> [Text shown]:

════════

Minister of Social Development, Family and Solidarity
- In office 8 June 2004 – 2006
- Monarch: Mohammed VI
- Prime Minister: Driss Jettou

Minister of Public Health
- In office 7 June 1994 – 31 January 1995
- Monarch: Hassan II
- Prime Minister: Abdellatif Filali
- In office 11 November 1993 – 25 May 1994
- Monarch: Hassan II
- Prime Minister: Mohamed Karim Lamrani
- In office 11 August 1992 – 11 November 1993
- Monarch: Hassan II
- Prime Minister: Mohamed Karim Lamrani

Personal details
- Born: 31 January 1944 Casablanca, Morocco
- Died: 21 August 2011 (aged 67)
- Party: Independent
- Alma mater: Paris Descartes University Université Sorbonne Paris Nord
- Occupation: Pediatric surgeon, politician

= Abderrahim Harouchi =

Moroccan physician, politician and university teacher (1944–2011)

════════

> [Activity list]:
**a)** Use the Abderrahim Harouchi text to answer these:
(i) Who was the monarch during his time as Minister of Social Development, Family and Solidarity?
(ii) In what city was he born?
(iii) What party is he listed under?
**b)** Copy the stretch of the Abderrahim Harouchi text from "Personal details" through "university teacher (1944–2011)".
Work only from the Abderrahim Harouchi text.

(Saved entries)
════════

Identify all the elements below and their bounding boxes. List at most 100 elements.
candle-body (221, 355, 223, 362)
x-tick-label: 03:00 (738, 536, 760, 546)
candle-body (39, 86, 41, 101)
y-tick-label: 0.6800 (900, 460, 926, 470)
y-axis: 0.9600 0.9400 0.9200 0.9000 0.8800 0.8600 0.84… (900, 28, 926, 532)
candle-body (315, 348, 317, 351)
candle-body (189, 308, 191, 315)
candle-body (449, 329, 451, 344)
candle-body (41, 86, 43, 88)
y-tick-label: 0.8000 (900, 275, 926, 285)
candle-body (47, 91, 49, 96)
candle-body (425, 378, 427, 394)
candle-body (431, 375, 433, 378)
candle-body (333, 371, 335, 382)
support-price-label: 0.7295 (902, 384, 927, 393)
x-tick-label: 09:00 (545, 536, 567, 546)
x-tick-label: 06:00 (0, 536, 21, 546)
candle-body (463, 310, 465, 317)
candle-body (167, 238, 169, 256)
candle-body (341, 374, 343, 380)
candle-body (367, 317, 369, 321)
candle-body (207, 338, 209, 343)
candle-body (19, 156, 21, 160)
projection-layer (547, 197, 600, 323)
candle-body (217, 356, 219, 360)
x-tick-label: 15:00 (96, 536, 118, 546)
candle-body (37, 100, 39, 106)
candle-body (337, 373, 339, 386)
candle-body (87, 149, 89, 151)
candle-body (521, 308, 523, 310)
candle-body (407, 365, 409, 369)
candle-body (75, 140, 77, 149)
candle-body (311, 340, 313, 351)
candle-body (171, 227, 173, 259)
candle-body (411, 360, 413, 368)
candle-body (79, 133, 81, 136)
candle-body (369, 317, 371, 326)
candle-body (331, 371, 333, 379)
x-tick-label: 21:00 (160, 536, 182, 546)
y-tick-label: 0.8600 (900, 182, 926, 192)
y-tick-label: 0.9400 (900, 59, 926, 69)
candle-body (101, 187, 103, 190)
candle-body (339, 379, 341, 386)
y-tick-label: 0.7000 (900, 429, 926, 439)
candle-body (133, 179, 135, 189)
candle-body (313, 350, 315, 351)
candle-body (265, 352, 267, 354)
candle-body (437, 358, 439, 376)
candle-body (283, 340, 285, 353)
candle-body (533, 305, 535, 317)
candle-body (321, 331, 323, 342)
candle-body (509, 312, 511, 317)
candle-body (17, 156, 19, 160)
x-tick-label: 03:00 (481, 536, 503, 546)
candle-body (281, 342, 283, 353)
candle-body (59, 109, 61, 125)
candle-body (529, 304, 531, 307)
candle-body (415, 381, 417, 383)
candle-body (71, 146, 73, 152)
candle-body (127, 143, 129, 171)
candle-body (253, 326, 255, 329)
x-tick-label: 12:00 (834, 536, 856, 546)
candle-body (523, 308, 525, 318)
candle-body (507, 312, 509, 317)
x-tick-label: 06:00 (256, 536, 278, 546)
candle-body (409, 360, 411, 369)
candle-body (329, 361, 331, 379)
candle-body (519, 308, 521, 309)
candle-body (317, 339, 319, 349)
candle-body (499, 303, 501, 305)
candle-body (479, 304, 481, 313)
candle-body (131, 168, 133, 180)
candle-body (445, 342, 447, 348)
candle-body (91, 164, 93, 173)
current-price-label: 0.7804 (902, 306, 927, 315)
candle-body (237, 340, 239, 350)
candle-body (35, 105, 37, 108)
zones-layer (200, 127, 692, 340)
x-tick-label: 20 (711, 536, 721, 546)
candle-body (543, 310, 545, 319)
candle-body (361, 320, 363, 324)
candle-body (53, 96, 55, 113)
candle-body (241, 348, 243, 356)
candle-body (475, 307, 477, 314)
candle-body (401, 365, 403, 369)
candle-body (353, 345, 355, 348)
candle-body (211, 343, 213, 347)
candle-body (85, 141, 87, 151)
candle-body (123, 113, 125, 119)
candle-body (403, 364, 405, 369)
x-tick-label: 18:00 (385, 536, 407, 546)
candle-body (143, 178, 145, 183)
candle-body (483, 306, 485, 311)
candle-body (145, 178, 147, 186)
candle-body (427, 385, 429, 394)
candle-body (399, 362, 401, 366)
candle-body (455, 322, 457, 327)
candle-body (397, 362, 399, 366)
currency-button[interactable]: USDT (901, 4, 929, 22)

════════

> [Answers by item number]:
**a)**
(i) Mohammed VI
(ii) Casablanca, Morocco
(iii) Independent

**b)**
Personal details
- Born: 31 January 1944 Casablanca, Morocco
- Died: 21 August 2011 (aged 67)
- Party: Independent
- Alma mater: Paris Descartes University Université Sorbonne Paris Nord
- Occupation: Pediatric surgeon, politician

= Abderrahim Harouchi =

Moroccan physician, politician and university teacher (1944–2011)